Your job is to retype all of the data word for word, leaving every image out.

* Start The input *

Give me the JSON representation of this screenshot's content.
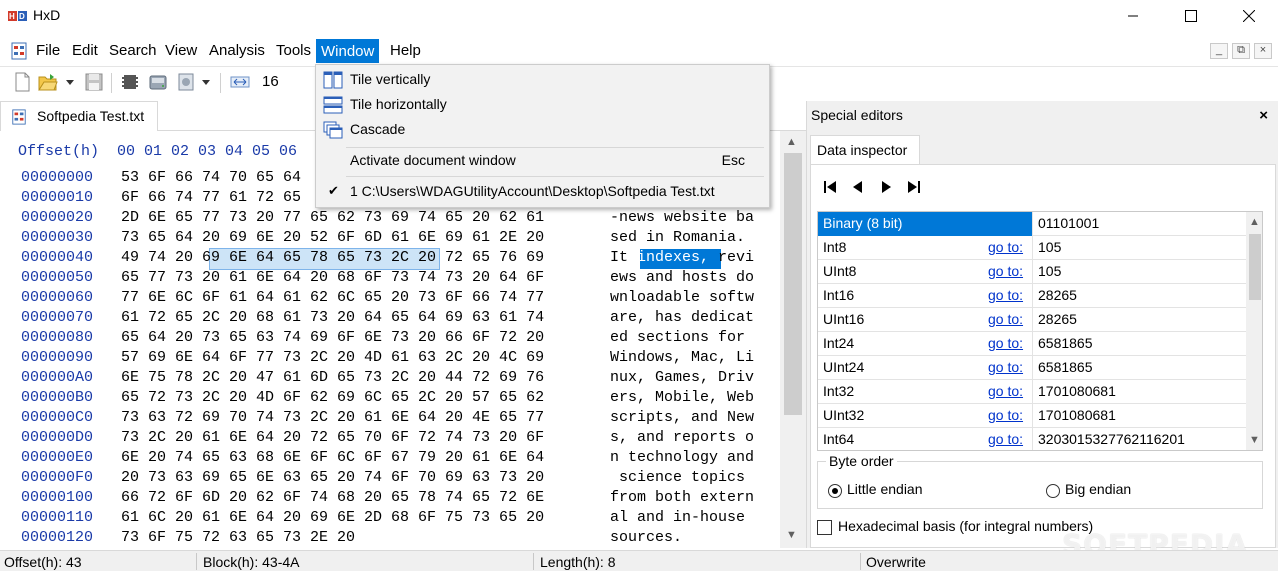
{
  "window": {
    "title": "HxD",
    "minimize_icon": "minimize-icon",
    "maximize_icon": "maximize-icon",
    "close_icon": "close-icon"
  },
  "menu": {
    "items": [
      "File",
      "Edit",
      "Search",
      "View",
      "Analysis",
      "Tools",
      "Window",
      "Help"
    ],
    "active": "Window",
    "mdi_buttons": [
      "_",
      "⧉",
      "×"
    ]
  },
  "toolbar": {
    "icons": [
      "new-file-icon",
      "open-file-icon",
      "dropdown-arrow-icon",
      "save-icon",
      "ram-icon",
      "disk-icon",
      "disk-image-icon",
      "dropdown-arrow-icon",
      "bytes-per-row-icon"
    ],
    "bytes_per_row": "16"
  },
  "document_tab": {
    "label": "Softpedia Test.txt"
  },
  "window_menu": {
    "items": [
      {
        "label": "Tile vertically",
        "icon": "tile-vertical-icon"
      },
      {
        "label": "Tile horizontally",
        "icon": "tile-horizontal-icon"
      },
      {
        "label": "Cascade",
        "icon": "cascade-icon"
      }
    ],
    "activate_label": "Activate document window",
    "activate_shortcut": "Esc",
    "document_entry": "1 C:\\Users\\WDAGUtilityAccount\\Desktop\\Softpedia Test.txt",
    "document_checked": true
  },
  "hex": {
    "header": "Offset(h)  00 01 02 03 04 05 06",
    "rows": [
      {
        "offset": "00000000",
        "bytes": "53 6F 66 74 70 65 64",
        "ascii": ""
      },
      {
        "offset": "00000010",
        "bytes": "6F 66 74 77 61 72 65",
        "ascii": ""
      },
      {
        "offset": "00000020",
        "bytes": "2D 6E 65 77 73 20 77 65 62 73 69 74 65 20 62 61",
        "ascii": "-news website ba"
      },
      {
        "offset": "00000030",
        "bytes": "73 65 64 20 69 6E 20 52 6F 6D 61 6E 69 61 2E 20",
        "ascii": "sed in Romania. "
      },
      {
        "offset": "00000040",
        "bytes": "49 74 20 69 6E 64 65 78 65 73 2C 20 72 65 76 69",
        "ascii": "It indexes, revi"
      },
      {
        "offset": "00000050",
        "bytes": "65 77 73 20 61 6E 64 20 68 6F 73 74 73 20 64 6F",
        "ascii": "ews and hosts do"
      },
      {
        "offset": "00000060",
        "bytes": "77 6E 6C 6F 61 64 61 62 6C 65 20 73 6F 66 74 77",
        "ascii": "wnloadable softw"
      },
      {
        "offset": "00000070",
        "bytes": "61 72 65 2C 20 68 61 73 20 64 65 64 69 63 61 74",
        "ascii": "are, has dedicat"
      },
      {
        "offset": "00000080",
        "bytes": "65 64 20 73 65 63 74 69 6F 6E 73 20 66 6F 72 20",
        "ascii": "ed sections for "
      },
      {
        "offset": "00000090",
        "bytes": "57 69 6E 64 6F 77 73 2C 20 4D 61 63 2C 20 4C 69",
        "ascii": "Windows, Mac, Li"
      },
      {
        "offset": "000000A0",
        "bytes": "6E 75 78 2C 20 47 61 6D 65 73 2C 20 44 72 69 76",
        "ascii": "nux, Games, Driv"
      },
      {
        "offset": "000000B0",
        "bytes": "65 72 73 2C 20 4D 6F 62 69 6C 65 2C 20 57 65 62",
        "ascii": "ers, Mobile, Web"
      },
      {
        "offset": "000000C0",
        "bytes": "73 63 72 69 70 74 73 2C 20 61 6E 64 20 4E 65 77",
        "ascii": "scripts, and New"
      },
      {
        "offset": "000000D0",
        "bytes": "73 2C 20 61 6E 64 20 72 65 70 6F 72 74 73 20 6F",
        "ascii": "s, and reports o"
      },
      {
        "offset": "000000E0",
        "bytes": "6E 20 74 65 63 68 6E 6F 6C 6F 67 79 20 61 6E 64",
        "ascii": "n technology and"
      },
      {
        "offset": "000000F0",
        "bytes": "20 73 63 69 65 6E 63 65 20 74 6F 70 69 63 73 20",
        "ascii": " science topics "
      },
      {
        "offset": "00000100",
        "bytes": "66 72 6F 6D 20 62 6F 74 68 20 65 78 74 65 72 6E",
        "ascii": "from both extern"
      },
      {
        "offset": "00000110",
        "bytes": "61 6C 20 61 6E 64 20 69 6E 2D 68 6F 75 73 65 20",
        "ascii": "al and in-house "
      },
      {
        "offset": "00000120",
        "bytes": "73 6F 75 72 63 65 73 2E 20",
        "ascii": "sources."
      }
    ]
  },
  "panel": {
    "title": "Special editors",
    "close": "×",
    "tab": "Data inspector",
    "nav_icons": [
      "first-icon",
      "previous-icon",
      "next-icon",
      "last-icon"
    ],
    "rows": [
      {
        "type": "Binary (8 bit)",
        "goto": "",
        "value": "01101001",
        "selected": true
      },
      {
        "type": "Int8",
        "goto": "go to:",
        "value": "105"
      },
      {
        "type": "UInt8",
        "goto": "go to:",
        "value": "105"
      },
      {
        "type": "Int16",
        "goto": "go to:",
        "value": "28265"
      },
      {
        "type": "UInt16",
        "goto": "go to:",
        "value": "28265"
      },
      {
        "type": "Int24",
        "goto": "go to:",
        "value": "6581865"
      },
      {
        "type": "UInt24",
        "goto": "go to:",
        "value": "6581865"
      },
      {
        "type": "Int32",
        "goto": "go to:",
        "value": "1701080681"
      },
      {
        "type": "UInt32",
        "goto": "go to:",
        "value": "1701080681"
      },
      {
        "type": "Int64",
        "goto": "go to:",
        "value": "3203015327762116201"
      }
    ],
    "byte_order_title": "Byte order",
    "little_endian": "Little endian",
    "big_endian": "Big endian",
    "little_endian_selected": true,
    "hex_basis": "Hexadecimal basis (for integral numbers)",
    "hex_basis_checked": false
  },
  "watermark": "SOFTPEDIA",
  "status": {
    "offset": "Offset(h): 43",
    "block": "Block(h): 43-4A",
    "length": "Length(h): 8",
    "mode": "Overwrite"
  }
}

* End The input *

- **Solution to the exercise**:
Give me the JSON representation of this screenshot's content.
{
  "window": {
    "title": "HxD",
    "minimize_icon": "minimize-icon",
    "maximize_icon": "maximize-icon",
    "close_icon": "close-icon"
  },
  "menu": {
    "items": [
      "File",
      "Edit",
      "Search",
      "View",
      "Analysis",
      "Tools",
      "Window",
      "Help"
    ],
    "active": "Window",
    "mdi_buttons": [
      "_",
      "⧉",
      "×"
    ]
  },
  "toolbar": {
    "icons": [
      "new-file-icon",
      "open-file-icon",
      "dropdown-arrow-icon",
      "save-icon",
      "ram-icon",
      "disk-icon",
      "disk-image-icon",
      "dropdown-arrow-icon",
      "bytes-per-row-icon"
    ],
    "bytes_per_row": "16"
  },
  "document_tab": {
    "label": "Softpedia Test.txt"
  },
  "window_menu": {
    "items": [
      {
        "label": "Tile vertically",
        "icon": "tile-vertical-icon"
      },
      {
        "label": "Tile horizontally",
        "icon": "tile-horizontal-icon"
      },
      {
        "label": "Cascade",
        "icon": "cascade-icon"
      }
    ],
    "activate_label": "Activate document window",
    "activate_shortcut": "Esc",
    "document_entry": "1 C:\\Users\\WDAGUtilityAccount\\Desktop\\Softpedia Test.txt",
    "document_checked": true
  },
  "hex": {
    "header": "Offset(h)  00 01 02 03 04 05 06",
    "rows": [
      {
        "offset": "00000000",
        "bytes": "53 6F 66 74 70 65 64",
        "ascii": ""
      },
      {
        "offset": "00000010",
        "bytes": "6F 66 74 77 61 72 65",
        "ascii": ""
      },
      {
        "offset": "00000020",
        "bytes": "2D 6E 65 77 73 20 77 65 62 73 69 74 65 20 62 61",
        "ascii": "-news website ba"
      },
      {
        "offset": "00000030",
        "bytes": "73 65 64 20 69 6E 20 52 6F 6D 61 6E 69 61 2E 20",
        "ascii": "sed in Romania. "
      },
      {
        "offset": "00000040",
        "bytes": "49 74 20 69 6E 64 65 78 65 73 2C 20 72 65 76 69",
        "ascii": "It indexes, revi"
      },
      {
        "offset": "00000050",
        "bytes": "65 77 73 20 61 6E 64 20 68 6F 73 74 73 20 64 6F",
        "ascii": "ews and hosts do"
      },
      {
        "offset": "00000060",
        "bytes": "77 6E 6C 6F 61 64 61 62 6C 65 20 73 6F 66 74 77",
        "ascii": "wnloadable softw"
      },
      {
        "offset": "00000070",
        "bytes": "61 72 65 2C 20 68 61 73 20 64 65 64 69 63 61 74",
        "ascii": "are, has dedicat"
      },
      {
        "offset": "00000080",
        "bytes": "65 64 20 73 65 63 74 69 6F 6E 73 20 66 6F 72 20",
        "ascii": "ed sections for "
      },
      {
        "offset": "00000090",
        "bytes": "57 69 6E 64 6F 77 73 2C 20 4D 61 63 2C 20 4C 69",
        "ascii": "Windows, Mac, Li"
      },
      {
        "offset": "000000A0",
        "bytes": "6E 75 78 2C 20 47 61 6D 65 73 2C 20 44 72 69 76",
        "ascii": "nux, Games, Driv"
      },
      {
        "offset": "000000B0",
        "bytes": "65 72 73 2C 20 4D 6F 62 69 6C 65 2C 20 57 65 62",
        "ascii": "ers, Mobile, Web"
      },
      {
        "offset": "000000C0",
        "bytes": "73 63 72 69 70 74 73 2C 20 61 6E 64 20 4E 65 77",
        "ascii": "scripts, and New"
      },
      {
        "offset": "000000D0",
        "bytes": "73 2C 20 61 6E 64 20 72 65 70 6F 72 74 73 20 6F",
        "ascii": "s, and reports o"
      },
      {
        "offset": "000000E0",
        "bytes": "6E 20 74 65 63 68 6E 6F 6C 6F 67 79 20 61 6E 64",
        "ascii": "n technology and"
      },
      {
        "offset": "000000F0",
        "bytes": "20 73 63 69 65 6E 63 65 20 74 6F 70 69 63 73 20",
        "ascii": " science topics "
      },
      {
        "offset": "00000100",
        "bytes": "66 72 6F 6D 20 62 6F 74 68 20 65 78 74 65 72 6E",
        "ascii": "from both extern"
      },
      {
        "offset": "00000110",
        "bytes": "61 6C 20 61 6E 64 20 69 6E 2D 68 6F 75 73 65 20",
        "ascii": "al and in-house "
      },
      {
        "offset": "00000120",
        "bytes": "73 6F 75 72 63 65 73 2E 20",
        "ascii": "sources."
      }
    ]
  },
  "panel": {
    "title": "Special editors",
    "close": "×",
    "tab": "Data inspector",
    "nav_icons": [
      "first-icon",
      "previous-icon",
      "next-icon",
      "last-icon"
    ],
    "rows": [
      {
        "type": "Binary (8 bit)",
        "goto": "",
        "value": "01101001",
        "selected": true
      },
      {
        "type": "Int8",
        "goto": "go to:",
        "value": "105"
      },
      {
        "type": "UInt8",
        "goto": "go to:",
        "value": "105"
      },
      {
        "type": "Int16",
        "goto": "go to:",
        "value": "28265"
      },
      {
        "type": "UInt16",
        "goto": "go to:",
        "value": "28265"
      },
      {
        "type": "Int24",
        "goto": "go to:",
        "value": "6581865"
      },
      {
        "type": "UInt24",
        "goto": "go to:",
        "value": "6581865"
      },
      {
        "type": "Int32",
        "goto": "go to:",
        "value": "1701080681"
      },
      {
        "type": "UInt32",
        "goto": "go to:",
        "value": "1701080681"
      },
      {
        "type": "Int64",
        "goto": "go to:",
        "value": "3203015327762116201"
      }
    ],
    "byte_order_title": "Byte order",
    "little_endian": "Little endian",
    "big_endian": "Big endian",
    "little_endian_selected": true,
    "hex_basis": "Hexadecimal basis (for integral numbers)",
    "hex_basis_checked": false
  },
  "watermark": "SOFTPEDIA",
  "status": {
    "offset": "Offset(h): 43",
    "block": "Block(h): 43-4A",
    "length": "Length(h): 8",
    "mode": "Overwrite"
  }
}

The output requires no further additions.